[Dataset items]
__________________________________________________

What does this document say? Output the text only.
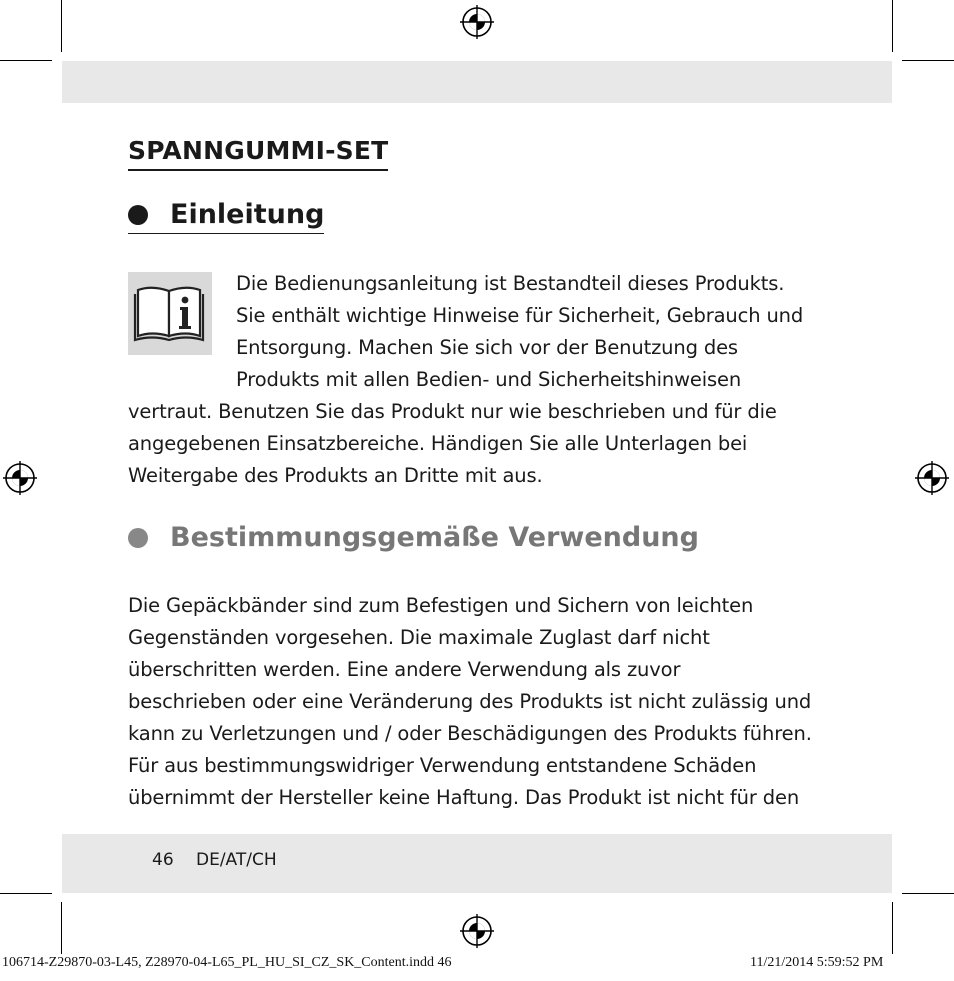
SPANNGUMMI-SET
Einleitung
Die Bedienungsanleitung ist Bestandteil dieses Produkts.
Sie enthält wichtige Hinweise für Sicherheit, Gebrauch und
Entsorgung. Machen Sie sich vor der Benutzung des
Produkts mit allen Bedien- und Sicherheitshinweisen
vertraut. Benutzen Sie das Produkt nur wie beschrieben und für die
angegebenen Einsatzbereiche. Händigen Sie alle Unterlagen bei
Weitergabe des Produkts an Dritte mit aus.
Bestimmungsgemäße Verwendung
Die Gepäckbänder sind zum Befestigen und Sichern von leichten
Gegenständen vorgesehen. Die maximale Zuglast darf nicht
überschritten werden. Eine andere Verwendung als zuvor
beschrieben oder eine Veränderung des Produkts ist nicht zulässig und
kann zu Verletzungen und / oder Beschädigungen des Produkts führen.
Für aus bestimmungswidriger Verwendung entstandene Schäden
übernimmt der Hersteller keine Haftung. Das Produkt ist nicht für den
46 DE/AT/CH
106714-Z29870-03-L45, Z28970-04-L65_PL_HU_SI_CZ_SK_Content.indd 46	11/21/2014 5:59:52 PM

__________________________________________________

▶ **Goal**
Find and copy each line above that includes the string "nicht".

▶ **The output**
Gegenständen vorgesehen. Die maximale Zuglast darf nicht
beschrieben oder eine Veränderung des Produkts ist nicht zulässig und
übernimmt der Hersteller keine Haftung. Das Produkt ist nicht für den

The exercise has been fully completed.